▸ Your instructions: Copy every line of the following data that includes the string "Temaplate".

▸ Data provided:
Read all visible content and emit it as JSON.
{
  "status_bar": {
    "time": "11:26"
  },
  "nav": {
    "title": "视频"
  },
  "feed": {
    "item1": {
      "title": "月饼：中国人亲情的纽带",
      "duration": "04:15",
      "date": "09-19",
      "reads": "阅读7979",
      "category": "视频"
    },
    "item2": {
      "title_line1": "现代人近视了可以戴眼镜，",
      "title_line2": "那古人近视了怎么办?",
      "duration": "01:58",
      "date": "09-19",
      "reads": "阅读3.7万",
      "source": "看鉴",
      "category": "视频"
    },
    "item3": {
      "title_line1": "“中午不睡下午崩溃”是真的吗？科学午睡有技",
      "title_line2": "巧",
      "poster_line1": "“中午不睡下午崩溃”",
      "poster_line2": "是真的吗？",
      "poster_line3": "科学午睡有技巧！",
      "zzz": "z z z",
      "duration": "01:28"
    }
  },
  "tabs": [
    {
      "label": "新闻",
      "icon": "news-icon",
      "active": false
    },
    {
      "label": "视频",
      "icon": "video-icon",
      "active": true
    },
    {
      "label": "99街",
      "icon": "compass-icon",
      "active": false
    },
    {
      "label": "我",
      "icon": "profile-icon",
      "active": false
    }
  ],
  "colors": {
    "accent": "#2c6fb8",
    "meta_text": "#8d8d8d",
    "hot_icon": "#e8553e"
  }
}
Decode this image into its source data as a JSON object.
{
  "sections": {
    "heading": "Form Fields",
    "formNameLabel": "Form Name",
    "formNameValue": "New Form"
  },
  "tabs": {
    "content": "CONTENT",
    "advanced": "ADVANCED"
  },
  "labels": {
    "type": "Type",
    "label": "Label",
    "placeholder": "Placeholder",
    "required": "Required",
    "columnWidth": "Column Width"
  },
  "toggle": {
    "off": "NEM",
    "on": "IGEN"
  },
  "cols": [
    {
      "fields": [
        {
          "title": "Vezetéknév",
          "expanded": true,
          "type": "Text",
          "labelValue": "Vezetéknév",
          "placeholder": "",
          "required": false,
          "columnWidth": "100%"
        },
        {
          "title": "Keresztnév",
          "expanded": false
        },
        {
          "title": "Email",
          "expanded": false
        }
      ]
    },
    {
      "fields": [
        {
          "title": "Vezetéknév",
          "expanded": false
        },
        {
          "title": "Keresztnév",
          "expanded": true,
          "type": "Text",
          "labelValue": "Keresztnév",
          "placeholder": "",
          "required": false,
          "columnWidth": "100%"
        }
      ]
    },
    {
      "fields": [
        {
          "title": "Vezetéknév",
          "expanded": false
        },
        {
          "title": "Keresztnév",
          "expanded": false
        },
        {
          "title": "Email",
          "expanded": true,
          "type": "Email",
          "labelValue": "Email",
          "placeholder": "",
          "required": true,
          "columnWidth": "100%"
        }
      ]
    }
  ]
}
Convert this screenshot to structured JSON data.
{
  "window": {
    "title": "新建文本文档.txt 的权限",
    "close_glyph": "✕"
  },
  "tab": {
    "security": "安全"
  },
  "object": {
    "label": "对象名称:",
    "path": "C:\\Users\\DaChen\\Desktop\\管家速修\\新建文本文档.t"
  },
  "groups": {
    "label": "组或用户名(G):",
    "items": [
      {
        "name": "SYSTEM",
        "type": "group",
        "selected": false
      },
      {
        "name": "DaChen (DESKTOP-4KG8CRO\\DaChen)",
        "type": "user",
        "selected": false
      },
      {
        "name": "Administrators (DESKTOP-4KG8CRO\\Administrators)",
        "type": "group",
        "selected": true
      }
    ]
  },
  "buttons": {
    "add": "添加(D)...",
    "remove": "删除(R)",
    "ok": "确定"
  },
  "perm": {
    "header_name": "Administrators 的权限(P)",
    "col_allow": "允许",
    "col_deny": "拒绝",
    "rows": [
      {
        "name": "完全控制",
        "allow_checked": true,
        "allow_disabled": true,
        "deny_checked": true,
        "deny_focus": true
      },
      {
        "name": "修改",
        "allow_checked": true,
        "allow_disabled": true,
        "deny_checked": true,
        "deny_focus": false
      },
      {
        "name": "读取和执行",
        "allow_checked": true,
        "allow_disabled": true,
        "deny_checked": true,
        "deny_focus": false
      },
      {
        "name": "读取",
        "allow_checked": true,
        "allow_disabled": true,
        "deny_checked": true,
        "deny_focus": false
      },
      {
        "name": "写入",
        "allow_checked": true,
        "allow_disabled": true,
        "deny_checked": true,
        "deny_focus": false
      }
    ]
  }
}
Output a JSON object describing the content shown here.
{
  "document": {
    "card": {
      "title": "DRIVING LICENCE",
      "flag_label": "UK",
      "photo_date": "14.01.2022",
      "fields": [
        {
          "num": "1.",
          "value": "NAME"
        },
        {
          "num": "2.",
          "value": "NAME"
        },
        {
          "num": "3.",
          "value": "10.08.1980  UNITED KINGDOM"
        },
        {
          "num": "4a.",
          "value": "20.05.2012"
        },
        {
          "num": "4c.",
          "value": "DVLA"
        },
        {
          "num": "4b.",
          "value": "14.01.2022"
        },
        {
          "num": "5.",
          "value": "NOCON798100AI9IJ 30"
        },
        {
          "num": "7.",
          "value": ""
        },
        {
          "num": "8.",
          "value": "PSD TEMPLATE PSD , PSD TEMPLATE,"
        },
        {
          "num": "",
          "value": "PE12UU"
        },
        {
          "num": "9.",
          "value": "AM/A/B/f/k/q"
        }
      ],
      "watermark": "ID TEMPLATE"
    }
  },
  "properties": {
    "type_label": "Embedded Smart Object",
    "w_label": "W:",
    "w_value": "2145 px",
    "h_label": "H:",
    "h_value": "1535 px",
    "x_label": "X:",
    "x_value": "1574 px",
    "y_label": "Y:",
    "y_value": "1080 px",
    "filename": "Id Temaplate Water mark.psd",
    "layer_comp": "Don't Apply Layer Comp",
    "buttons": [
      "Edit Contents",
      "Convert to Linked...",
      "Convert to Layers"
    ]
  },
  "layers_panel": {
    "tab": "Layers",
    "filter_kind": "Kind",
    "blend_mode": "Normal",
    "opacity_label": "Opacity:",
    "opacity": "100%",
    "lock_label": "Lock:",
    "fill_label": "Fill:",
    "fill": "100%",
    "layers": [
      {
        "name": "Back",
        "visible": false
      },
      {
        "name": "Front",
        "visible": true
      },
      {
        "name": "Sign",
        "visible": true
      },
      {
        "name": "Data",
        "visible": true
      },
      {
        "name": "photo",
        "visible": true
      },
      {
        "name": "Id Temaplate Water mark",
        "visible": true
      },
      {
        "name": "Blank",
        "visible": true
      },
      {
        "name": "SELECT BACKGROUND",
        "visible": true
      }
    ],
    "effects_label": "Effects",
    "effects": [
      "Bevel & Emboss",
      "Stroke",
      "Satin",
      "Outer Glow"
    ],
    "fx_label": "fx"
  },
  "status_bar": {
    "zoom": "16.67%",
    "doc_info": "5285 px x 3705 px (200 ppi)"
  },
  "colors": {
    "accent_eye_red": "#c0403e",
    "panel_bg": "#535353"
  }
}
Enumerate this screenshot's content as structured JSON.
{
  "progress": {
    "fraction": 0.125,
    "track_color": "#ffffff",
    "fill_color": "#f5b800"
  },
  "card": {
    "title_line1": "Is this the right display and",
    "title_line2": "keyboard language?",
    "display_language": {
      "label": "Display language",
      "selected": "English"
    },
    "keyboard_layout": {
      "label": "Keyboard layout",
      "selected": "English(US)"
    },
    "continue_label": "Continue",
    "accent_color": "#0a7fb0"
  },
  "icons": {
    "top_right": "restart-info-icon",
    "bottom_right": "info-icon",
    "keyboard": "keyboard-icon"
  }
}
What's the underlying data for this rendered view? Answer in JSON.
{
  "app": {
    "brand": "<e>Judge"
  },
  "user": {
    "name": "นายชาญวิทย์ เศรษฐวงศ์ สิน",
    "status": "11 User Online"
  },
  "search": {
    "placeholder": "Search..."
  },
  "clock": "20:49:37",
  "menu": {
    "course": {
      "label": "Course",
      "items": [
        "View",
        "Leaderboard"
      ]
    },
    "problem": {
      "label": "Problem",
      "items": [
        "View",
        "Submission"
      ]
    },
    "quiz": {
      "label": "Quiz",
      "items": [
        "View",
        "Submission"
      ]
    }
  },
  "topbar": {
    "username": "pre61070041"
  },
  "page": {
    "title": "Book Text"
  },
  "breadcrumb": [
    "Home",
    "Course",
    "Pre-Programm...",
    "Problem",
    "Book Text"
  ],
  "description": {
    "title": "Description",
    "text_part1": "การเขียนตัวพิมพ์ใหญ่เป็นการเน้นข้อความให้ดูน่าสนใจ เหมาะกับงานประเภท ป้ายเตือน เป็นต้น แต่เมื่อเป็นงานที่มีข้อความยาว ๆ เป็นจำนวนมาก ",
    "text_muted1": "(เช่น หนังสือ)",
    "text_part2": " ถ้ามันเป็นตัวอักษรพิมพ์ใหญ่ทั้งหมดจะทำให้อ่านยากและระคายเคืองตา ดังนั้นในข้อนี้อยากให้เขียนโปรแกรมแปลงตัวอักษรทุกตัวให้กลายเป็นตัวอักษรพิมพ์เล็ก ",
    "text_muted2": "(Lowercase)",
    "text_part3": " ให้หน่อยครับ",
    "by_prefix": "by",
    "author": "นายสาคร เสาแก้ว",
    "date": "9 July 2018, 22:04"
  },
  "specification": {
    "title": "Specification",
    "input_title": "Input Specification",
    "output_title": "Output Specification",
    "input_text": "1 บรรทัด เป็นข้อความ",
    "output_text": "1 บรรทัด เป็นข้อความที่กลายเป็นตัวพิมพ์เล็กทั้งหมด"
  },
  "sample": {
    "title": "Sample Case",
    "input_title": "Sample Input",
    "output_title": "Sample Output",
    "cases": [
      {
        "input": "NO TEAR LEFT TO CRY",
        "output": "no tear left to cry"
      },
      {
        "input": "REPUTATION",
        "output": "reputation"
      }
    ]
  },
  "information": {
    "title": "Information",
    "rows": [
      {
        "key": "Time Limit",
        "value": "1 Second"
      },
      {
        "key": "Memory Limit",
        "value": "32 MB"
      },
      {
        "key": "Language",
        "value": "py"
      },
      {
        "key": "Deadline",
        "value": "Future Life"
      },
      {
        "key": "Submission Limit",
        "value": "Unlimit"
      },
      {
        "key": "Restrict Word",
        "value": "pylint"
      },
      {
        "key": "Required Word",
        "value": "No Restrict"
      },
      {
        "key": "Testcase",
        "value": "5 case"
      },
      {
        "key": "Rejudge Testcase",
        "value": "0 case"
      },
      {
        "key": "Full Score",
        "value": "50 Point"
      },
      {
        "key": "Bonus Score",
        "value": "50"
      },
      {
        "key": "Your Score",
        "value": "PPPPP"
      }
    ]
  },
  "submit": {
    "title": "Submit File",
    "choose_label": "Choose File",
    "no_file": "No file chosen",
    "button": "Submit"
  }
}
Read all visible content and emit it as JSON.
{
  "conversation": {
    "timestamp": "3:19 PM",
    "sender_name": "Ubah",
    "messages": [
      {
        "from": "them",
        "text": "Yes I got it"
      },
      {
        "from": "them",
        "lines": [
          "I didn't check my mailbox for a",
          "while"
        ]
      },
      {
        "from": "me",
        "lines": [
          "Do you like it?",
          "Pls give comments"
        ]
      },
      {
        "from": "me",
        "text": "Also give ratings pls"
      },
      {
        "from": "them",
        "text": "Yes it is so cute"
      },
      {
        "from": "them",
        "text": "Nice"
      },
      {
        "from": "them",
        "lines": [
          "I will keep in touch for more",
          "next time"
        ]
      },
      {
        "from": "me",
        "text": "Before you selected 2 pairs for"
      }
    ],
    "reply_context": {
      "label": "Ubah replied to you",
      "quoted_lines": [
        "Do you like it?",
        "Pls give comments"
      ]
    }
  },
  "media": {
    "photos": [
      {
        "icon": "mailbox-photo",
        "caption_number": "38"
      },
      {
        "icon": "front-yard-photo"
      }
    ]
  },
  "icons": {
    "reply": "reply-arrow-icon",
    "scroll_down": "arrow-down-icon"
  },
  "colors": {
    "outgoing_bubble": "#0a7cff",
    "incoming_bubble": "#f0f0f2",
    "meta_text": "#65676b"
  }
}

▸ Answer below:
    "filename": "Id Temaplate Water mark.psd",
        "name": "Id Temaplate Water mark",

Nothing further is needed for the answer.